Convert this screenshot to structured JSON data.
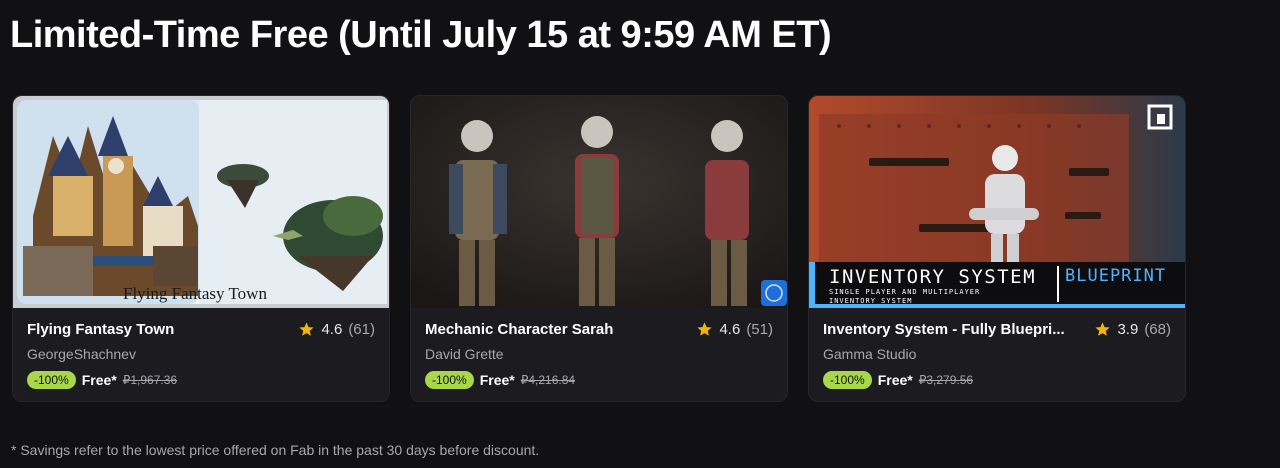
{
  "page": {
    "title": "Limited-Time Free (Until July 15 at 9:59 AM ET)",
    "footnote": "* Savings refer to the lowest price offered on Fab in the past 30 days before discount."
  },
  "colors": {
    "background": "#111113",
    "card": "#1c1c20",
    "discount_badge": "#a8d84a",
    "star": "#f5b400",
    "muted_text": "#a7a7ad"
  },
  "cards": [
    {
      "title": "Flying Fantasy Town",
      "rating": "4.6",
      "rating_count": "(61)",
      "seller": "GeorgeShachnev",
      "discount": "-100%",
      "price": "Free*",
      "original_price": "₽1,967.36",
      "thumbnail_caption": "Flying Fantasy Town"
    },
    {
      "title": "Mechanic Character Sarah",
      "rating": "4.6",
      "rating_count": "(51)",
      "seller": "David Grette",
      "discount": "-100%",
      "price": "Free*",
      "original_price": "₽4,216.84"
    },
    {
      "title": "Inventory System - Fully Bluepri...",
      "rating": "3.9",
      "rating_count": "(68)",
      "seller": "Gamma Studio",
      "discount": "-100%",
      "price": "Free*",
      "original_price": "₽3,279.56",
      "thumbnail_title": "INVENTORY SYSTEM",
      "thumbnail_tag": "BLUEPRINT",
      "thumbnail_sub1": "SINGLE PLAYER AND MULTIPLAYER",
      "thumbnail_sub2": "INVENTORY SYSTEM"
    }
  ],
  "icons": {
    "rating": "star-icon",
    "marketplace": "gamma-logo-icon",
    "certified": "face-scan-icon"
  }
}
---*---
- **What this task involves**
Note every line above where the string "seller" shows up, and copy those lines.

- **Finished exercise**
      "seller": "GeorgeShachnev",
      "seller": "David Grette",
      "seller": "Gamma Studio",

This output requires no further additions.